◆ Problem to work on ◆
Copy verbatim the lines of the listing below, from the line with "data-point — [868, 150, 878, 160]" to the line with "x-tick-label: 25.0 — [2167, 1496, 2241, 1535]", both included.

◆ Extracted entries ◆

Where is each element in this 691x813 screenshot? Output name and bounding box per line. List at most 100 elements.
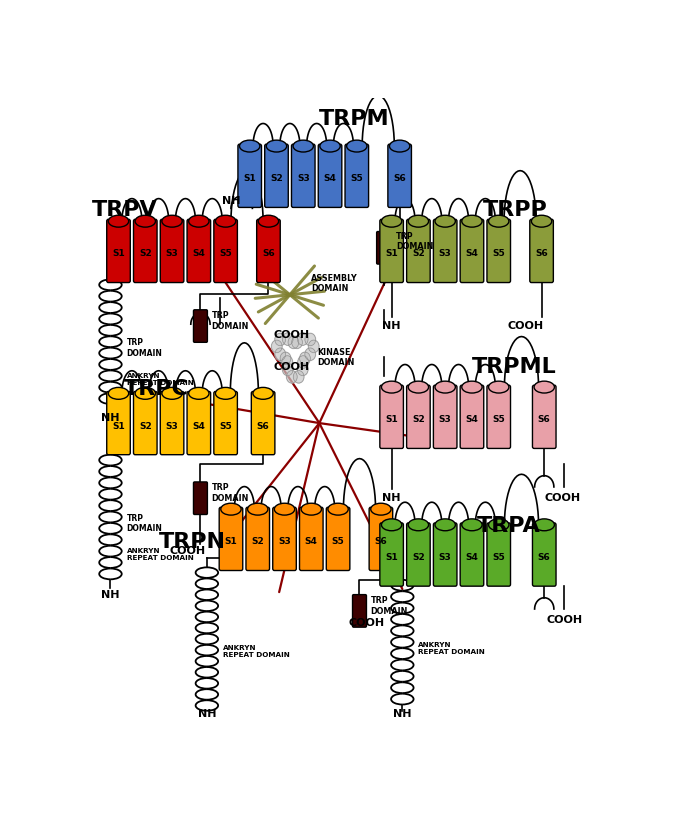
Ellipse shape — [301, 503, 321, 515]
Ellipse shape — [534, 381, 554, 393]
Ellipse shape — [489, 381, 509, 393]
Text: TRPML: TRPML — [472, 357, 557, 376]
Text: S5: S5 — [219, 422, 232, 431]
Ellipse shape — [381, 381, 401, 393]
Text: TRPM: TRPM — [319, 110, 390, 129]
Text: S2: S2 — [412, 553, 425, 562]
Text: NH: NH — [198, 709, 216, 720]
Text: S2: S2 — [412, 415, 425, 424]
FancyBboxPatch shape — [433, 523, 457, 586]
Circle shape — [275, 348, 285, 360]
Text: NH: NH — [382, 493, 401, 503]
Text: S2: S2 — [139, 422, 151, 431]
FancyBboxPatch shape — [160, 392, 184, 454]
FancyBboxPatch shape — [319, 144, 342, 207]
Text: TRP
DOMAIN: TRP DOMAIN — [126, 514, 162, 533]
FancyBboxPatch shape — [252, 392, 275, 454]
Text: S3: S3 — [166, 250, 178, 259]
FancyBboxPatch shape — [219, 507, 243, 571]
Ellipse shape — [381, 519, 401, 531]
Text: S4: S4 — [323, 174, 337, 183]
Ellipse shape — [253, 388, 273, 399]
FancyBboxPatch shape — [133, 392, 157, 454]
Text: S5: S5 — [219, 250, 232, 259]
FancyBboxPatch shape — [406, 523, 430, 586]
Text: TRP
DOMAIN: TRP DOMAIN — [396, 232, 433, 251]
Circle shape — [283, 363, 293, 376]
FancyBboxPatch shape — [406, 220, 430, 283]
Text: S2: S2 — [139, 250, 151, 259]
FancyBboxPatch shape — [187, 392, 211, 454]
FancyBboxPatch shape — [369, 507, 392, 571]
Text: COOH: COOH — [349, 619, 385, 628]
FancyBboxPatch shape — [533, 385, 556, 449]
Ellipse shape — [293, 140, 314, 152]
Text: NH: NH — [101, 590, 120, 600]
Text: S3: S3 — [166, 422, 178, 431]
Ellipse shape — [135, 215, 155, 227]
Text: TRP
DOMAIN: TRP DOMAIN — [126, 338, 162, 358]
Circle shape — [293, 371, 304, 383]
FancyBboxPatch shape — [380, 385, 404, 449]
FancyBboxPatch shape — [160, 220, 184, 283]
FancyBboxPatch shape — [377, 232, 390, 264]
Ellipse shape — [240, 140, 260, 152]
Text: S4: S4 — [466, 415, 478, 424]
Ellipse shape — [189, 388, 209, 399]
Circle shape — [298, 356, 308, 368]
FancyBboxPatch shape — [193, 482, 207, 515]
Text: COOH: COOH — [545, 493, 580, 503]
Text: S6: S6 — [536, 250, 548, 259]
Text: ANKRYN
REPEAT DOMAIN: ANKRYN REPEAT DOMAIN — [418, 642, 485, 655]
Text: TRPV: TRPV — [92, 200, 158, 220]
FancyBboxPatch shape — [246, 507, 269, 571]
Ellipse shape — [328, 503, 348, 515]
Text: S4: S4 — [466, 553, 478, 562]
Circle shape — [283, 333, 293, 346]
Text: S5: S5 — [332, 537, 344, 546]
FancyBboxPatch shape — [106, 220, 131, 283]
Text: S1: S1 — [112, 250, 125, 259]
Ellipse shape — [216, 215, 236, 227]
Circle shape — [305, 348, 316, 360]
FancyBboxPatch shape — [487, 523, 511, 586]
Text: S1: S1 — [386, 250, 398, 259]
Text: S6: S6 — [538, 415, 551, 424]
FancyBboxPatch shape — [460, 385, 484, 449]
Text: S3: S3 — [297, 174, 310, 183]
Ellipse shape — [320, 140, 340, 152]
Ellipse shape — [162, 215, 182, 227]
Text: NH: NH — [101, 413, 120, 423]
Circle shape — [275, 333, 285, 346]
Ellipse shape — [347, 140, 367, 152]
Text: S5: S5 — [493, 553, 505, 562]
Text: S6: S6 — [538, 553, 551, 562]
Text: NH: NH — [222, 196, 240, 206]
Ellipse shape — [489, 519, 509, 531]
FancyBboxPatch shape — [460, 220, 484, 283]
Circle shape — [297, 333, 308, 346]
Text: TRPP: TRPP — [482, 200, 547, 220]
Ellipse shape — [462, 519, 482, 531]
FancyBboxPatch shape — [299, 507, 323, 571]
Text: S2: S2 — [270, 174, 283, 183]
Text: S1: S1 — [225, 537, 237, 546]
Text: S2: S2 — [252, 537, 264, 546]
FancyBboxPatch shape — [533, 523, 556, 586]
FancyBboxPatch shape — [214, 220, 238, 283]
Text: TRPC: TRPC — [124, 379, 189, 398]
FancyBboxPatch shape — [460, 523, 484, 586]
Text: ASSEMBLY
DOMAIN: ASSEMBLY DOMAIN — [311, 274, 358, 293]
Text: S3: S3 — [439, 553, 451, 562]
Text: S5: S5 — [493, 415, 505, 424]
Text: TRPN: TRPN — [159, 532, 226, 552]
Text: S6: S6 — [262, 250, 275, 259]
Text: COOH: COOH — [274, 330, 310, 341]
Text: S6: S6 — [375, 537, 387, 546]
Ellipse shape — [408, 381, 428, 393]
Text: S6: S6 — [257, 422, 269, 431]
Text: S5: S5 — [493, 250, 505, 259]
Text: S3: S3 — [439, 250, 451, 259]
Circle shape — [280, 352, 291, 364]
FancyBboxPatch shape — [106, 392, 131, 454]
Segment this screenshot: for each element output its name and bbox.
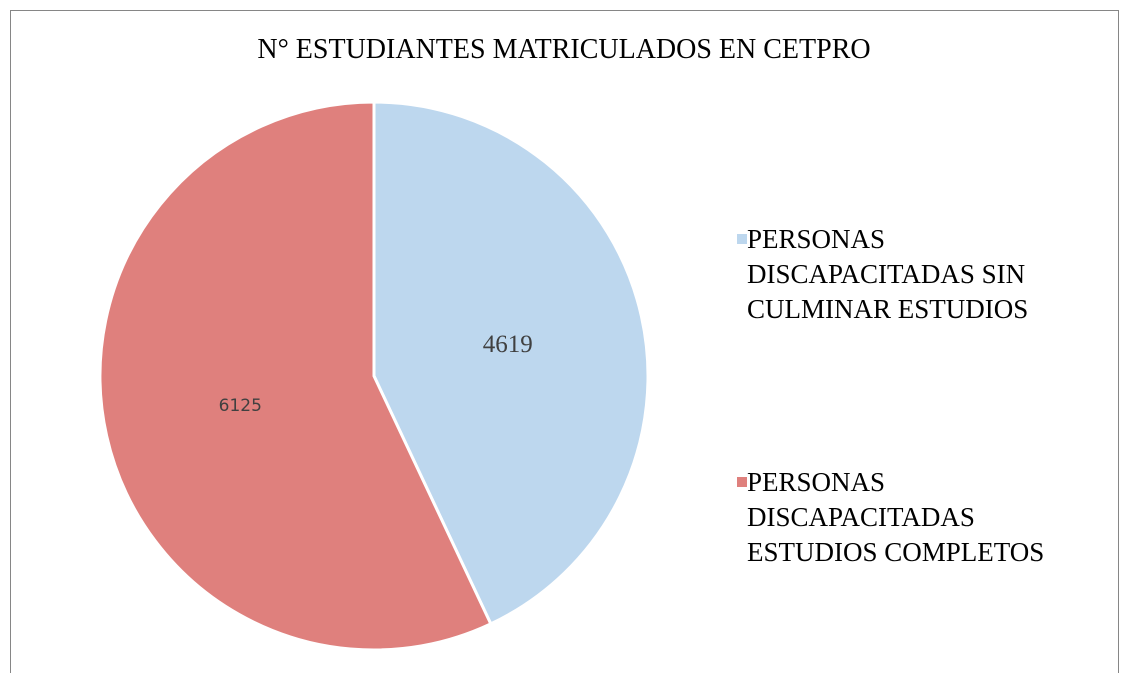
data-label: 6125 <box>219 396 262 416</box>
legend-swatch <box>737 234 747 244</box>
legend-label: PERSONAS DISCAPACITADAS ESTUDIOS COMPLET… <box>747 467 1045 567</box>
legend-label: PERSONAS DISCAPACITADAS SIN CULMINAR EST… <box>747 224 1029 324</box>
legend-item: PERSONAS DISCAPACITADAS ESTUDIOS COMPLET… <box>737 465 1097 570</box>
pie-slice <box>98 100 493 652</box>
pie-slice <box>372 100 650 626</box>
legend-item: PERSONAS DISCAPACITADAS SIN CULMINAR EST… <box>737 222 1097 327</box>
chart-title: N° ESTUDIANTES MATRICULADOS EN CETPRO <box>257 34 870 65</box>
data-label: 4619 <box>483 331 533 358</box>
frame <box>10 10 1119 673</box>
legend-swatch <box>737 477 747 487</box>
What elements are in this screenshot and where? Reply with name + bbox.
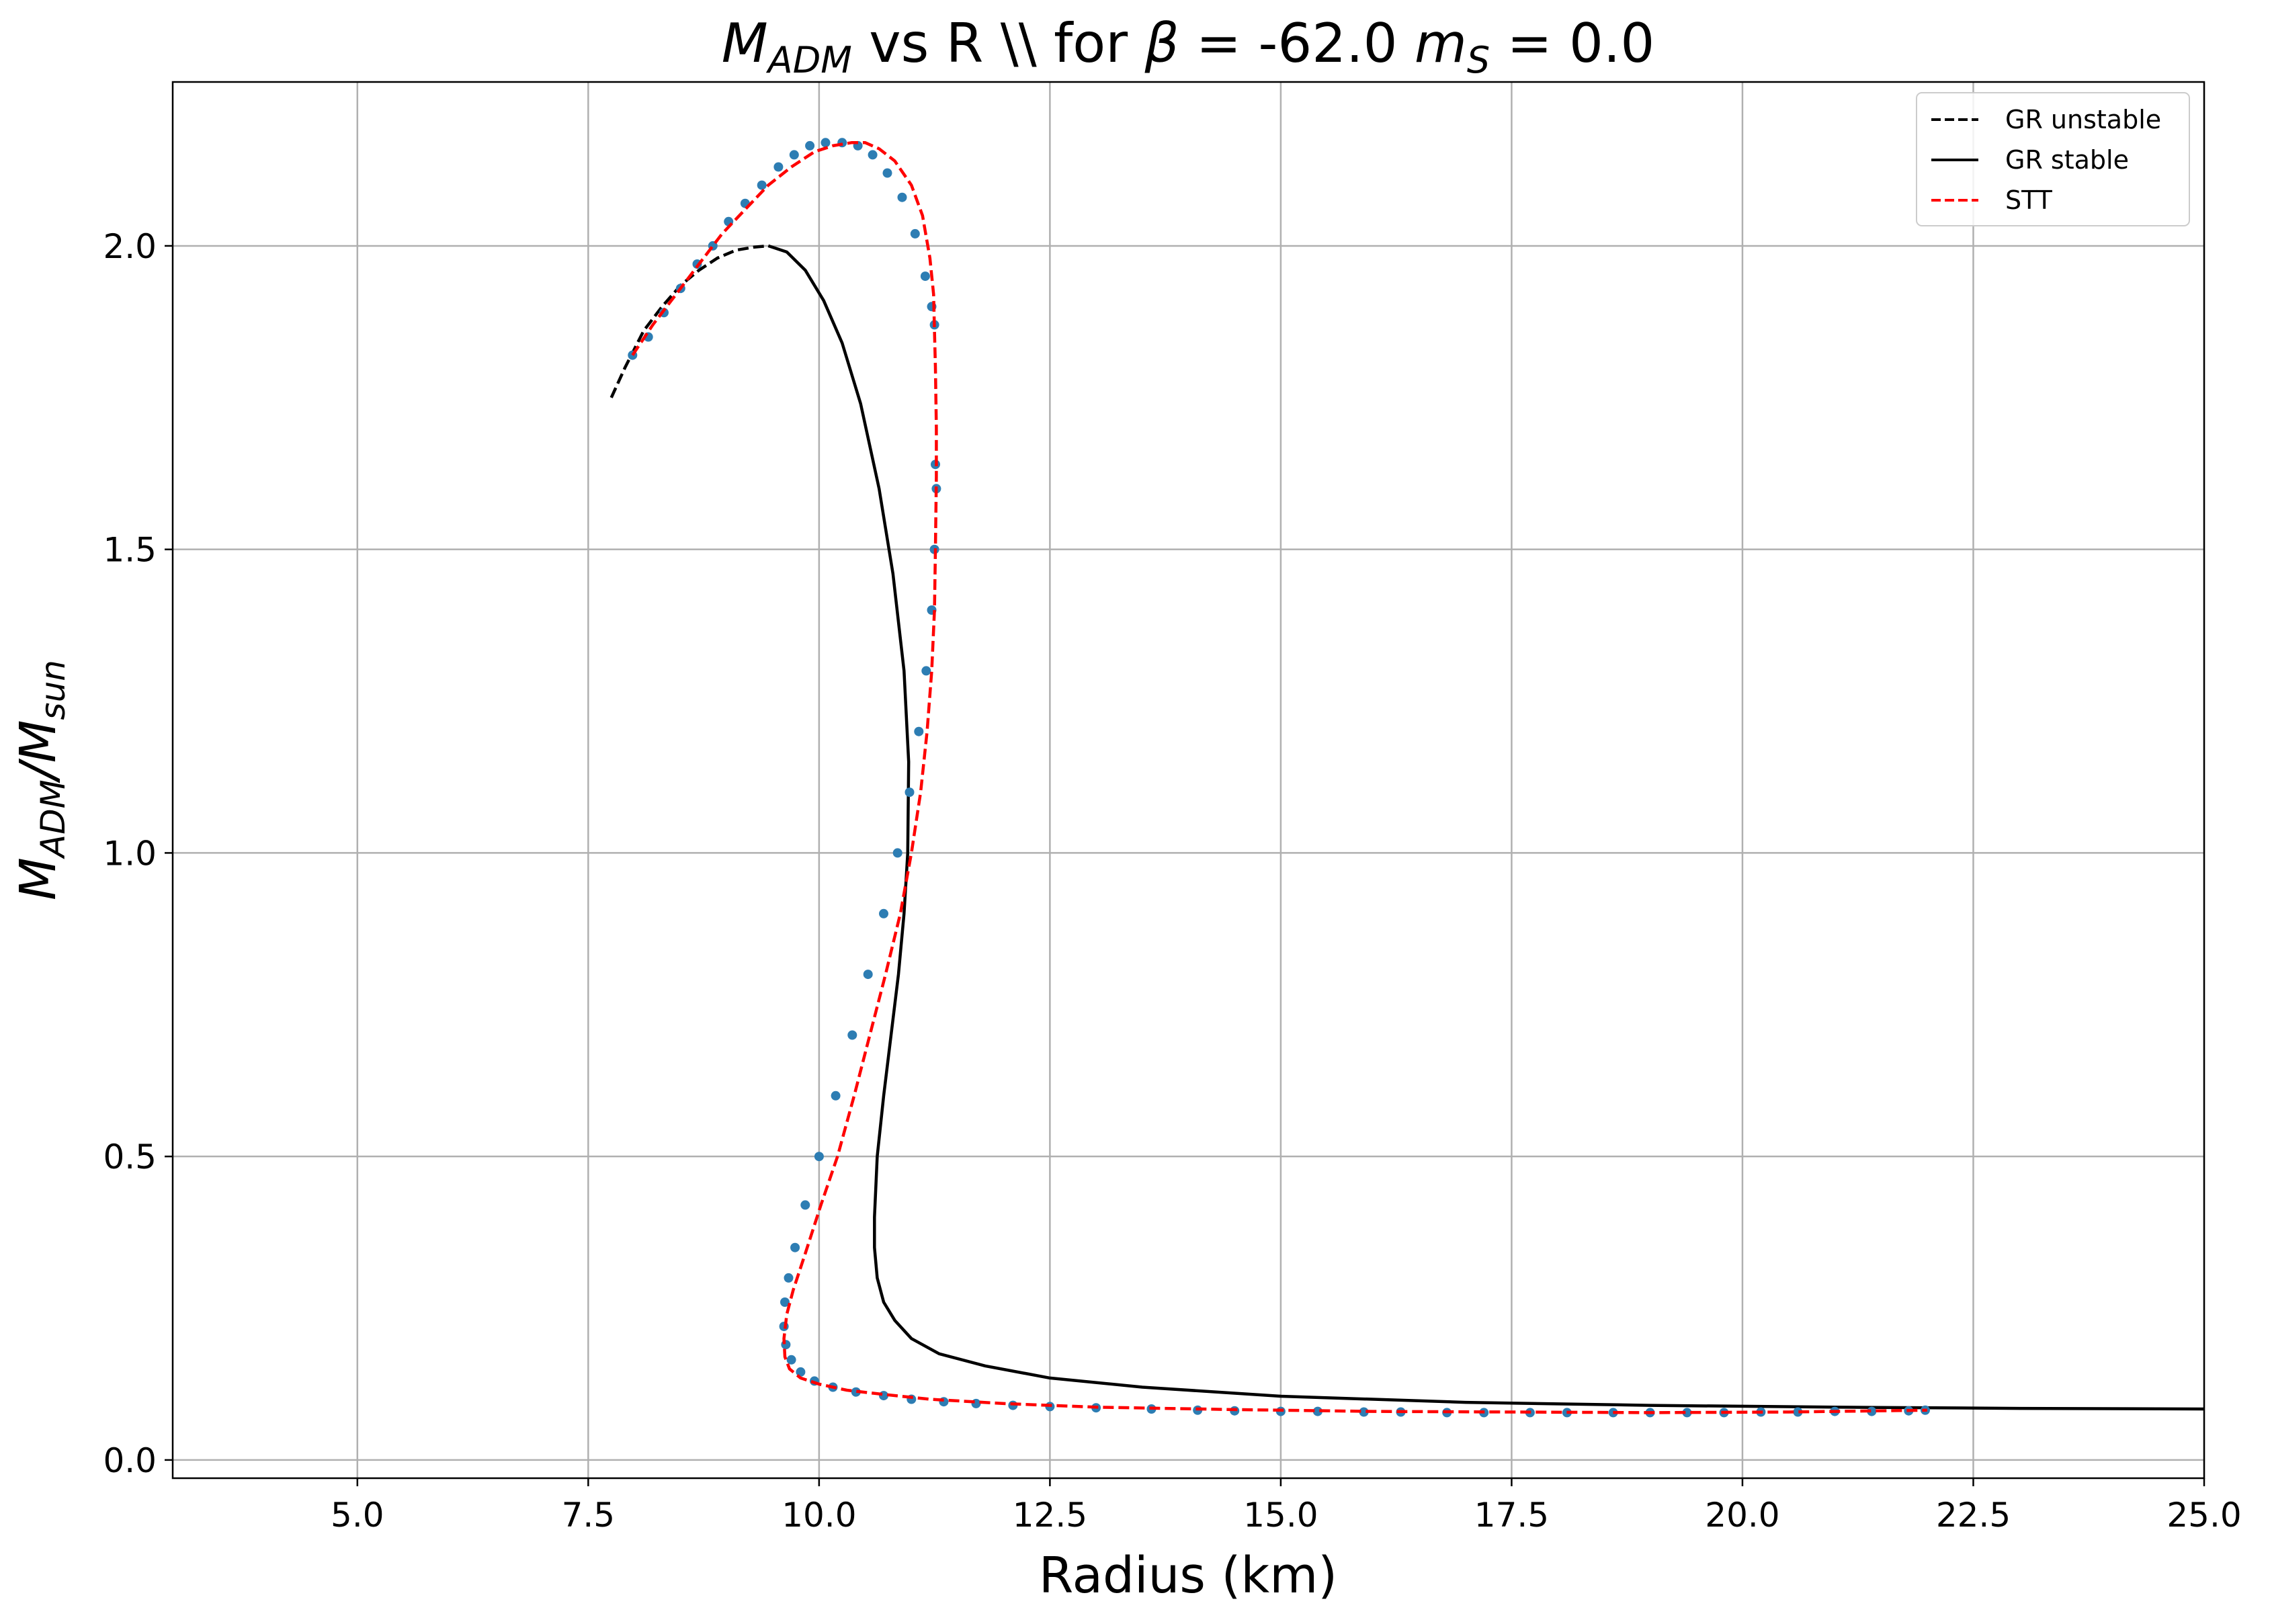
data-point — [868, 150, 878, 160]
legend-label-gr-unstable: GR unstable — [2005, 105, 2161, 134]
data-point — [786, 1355, 796, 1365]
y-tick-label: 0.0 — [103, 1441, 157, 1480]
data-point — [905, 787, 915, 798]
data-point — [790, 1242, 800, 1252]
data-point — [892, 848, 902, 858]
series-line-stt — [631, 141, 1927, 1414]
data-point — [780, 1297, 790, 1307]
legend-label-gr-stable: GR stable — [2005, 145, 2129, 175]
data-markers — [628, 138, 1930, 1418]
data-point — [1312, 1406, 1322, 1416]
data-point — [847, 1030, 857, 1040]
y-tick-label: 2.0 — [103, 227, 157, 266]
legend: GR unstable GR stable STT — [1916, 92, 2190, 226]
data-point — [814, 1152, 824, 1162]
chart-title: MADM vs R \\ for β = -62.0 mS = 0.0 — [722, 12, 1655, 81]
y-tick-label: 1.5 — [103, 531, 157, 570]
legend-box — [1916, 92, 2190, 226]
x-tick-label: 20.0 — [1705, 1496, 1779, 1535]
data-point — [821, 138, 831, 148]
y-tick-label: 0.5 — [103, 1138, 157, 1177]
x-tick-label: 15.0 — [1243, 1496, 1318, 1535]
y-axis-label: MADM/Msun — [9, 660, 73, 900]
x-axis-label: Radius (km) — [1039, 1547, 1337, 1605]
data-point — [781, 1340, 791, 1350]
data-point — [882, 168, 892, 178]
series-line-gr-stable — [767, 244, 2205, 1411]
x-tick-label: 22.5 — [1936, 1496, 2011, 1535]
grid-lines — [173, 82, 2205, 1478]
x-tick-label: 17.5 — [1474, 1496, 1549, 1535]
data-point — [831, 1091, 841, 1101]
data-point — [879, 908, 888, 918]
x-tick-label: 25.0 — [2167, 1496, 2241, 1535]
data-point — [773, 162, 784, 172]
data-point — [789, 150, 799, 160]
x-tick-label: 10.0 — [782, 1496, 856, 1535]
data-point — [805, 140, 815, 151]
data-point — [757, 180, 767, 190]
x-tick-label: 7.5 — [562, 1496, 616, 1535]
legend-label-stt: STT — [2005, 185, 2053, 215]
plot-frame — [171, 81, 2205, 1480]
x-tick-label: 5.0 — [331, 1496, 384, 1535]
data-point — [1867, 1406, 1877, 1416]
data-point — [800, 1200, 810, 1210]
data-point — [910, 228, 920, 239]
data-point — [784, 1273, 794, 1283]
y-tick-label: 1.0 — [103, 834, 157, 873]
data-point — [897, 192, 907, 202]
data-point — [1682, 1408, 1692, 1418]
data-point — [863, 970, 873, 980]
data-point — [851, 1387, 861, 1397]
data-point — [1793, 1407, 1803, 1417]
y-axis-ticks: 0.0 0.5 1.0 1.5 2.0 — [103, 227, 173, 1480]
data-point — [1359, 1407, 1369, 1417]
data-point — [914, 726, 924, 736]
x-axis-ticks: 5.0 7.5 10.0 12.5 15.0 17.5 20.0 22.5 25.0 — [331, 1478, 2242, 1535]
x-tick-label: 12.5 — [1013, 1496, 1087, 1535]
data-point — [921, 666, 931, 676]
data-point — [920, 271, 930, 282]
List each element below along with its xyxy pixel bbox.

◆ Solution ◆
data-point — [868, 150, 878, 160]
legend-label-gr-unstable: GR unstable — [2005, 105, 2161, 134]
data-point — [786, 1355, 796, 1365]
y-tick-label: 0.0 — [103, 1441, 157, 1480]
data-point — [905, 787, 915, 798]
data-point — [790, 1242, 800, 1252]
data-point — [892, 848, 902, 858]
series-line-stt — [631, 141, 1927, 1414]
data-point — [780, 1297, 790, 1307]
legend-label-gr-stable: GR stable — [2005, 145, 2129, 175]
data-markers — [628, 138, 1930, 1418]
data-point — [1312, 1406, 1322, 1416]
data-point — [847, 1030, 857, 1040]
y-tick-label: 2.0 — [103, 227, 157, 266]
legend: GR unstable GR stable STT — [1916, 92, 2190, 226]
data-point — [814, 1152, 824, 1162]
chart-title: MADM vs R \\ for β = -62.0 mS = 0.0 — [722, 12, 1655, 81]
y-tick-label: 1.5 — [103, 531, 157, 570]
legend-box — [1916, 92, 2190, 226]
x-tick-label: 20.0 — [1705, 1496, 1779, 1535]
data-point — [821, 138, 831, 148]
y-tick-label: 0.5 — [103, 1138, 157, 1177]
x-tick-label: 15.0 — [1243, 1496, 1318, 1535]
y-axis-label: MADM/Msun — [9, 660, 73, 900]
x-axis-label: Radius (km) — [1039, 1547, 1337, 1605]
data-point — [781, 1340, 791, 1350]
data-point — [882, 168, 892, 178]
series-line-gr-stable — [767, 244, 2205, 1411]
x-tick-label: 22.5 — [1936, 1496, 2011, 1535]
grid-lines — [173, 82, 2205, 1478]
x-tick-label: 17.5 — [1474, 1496, 1549, 1535]
data-point — [831, 1091, 841, 1101]
data-point — [879, 908, 888, 918]
x-tick-label: 25.0 — [2167, 1496, 2241, 1535]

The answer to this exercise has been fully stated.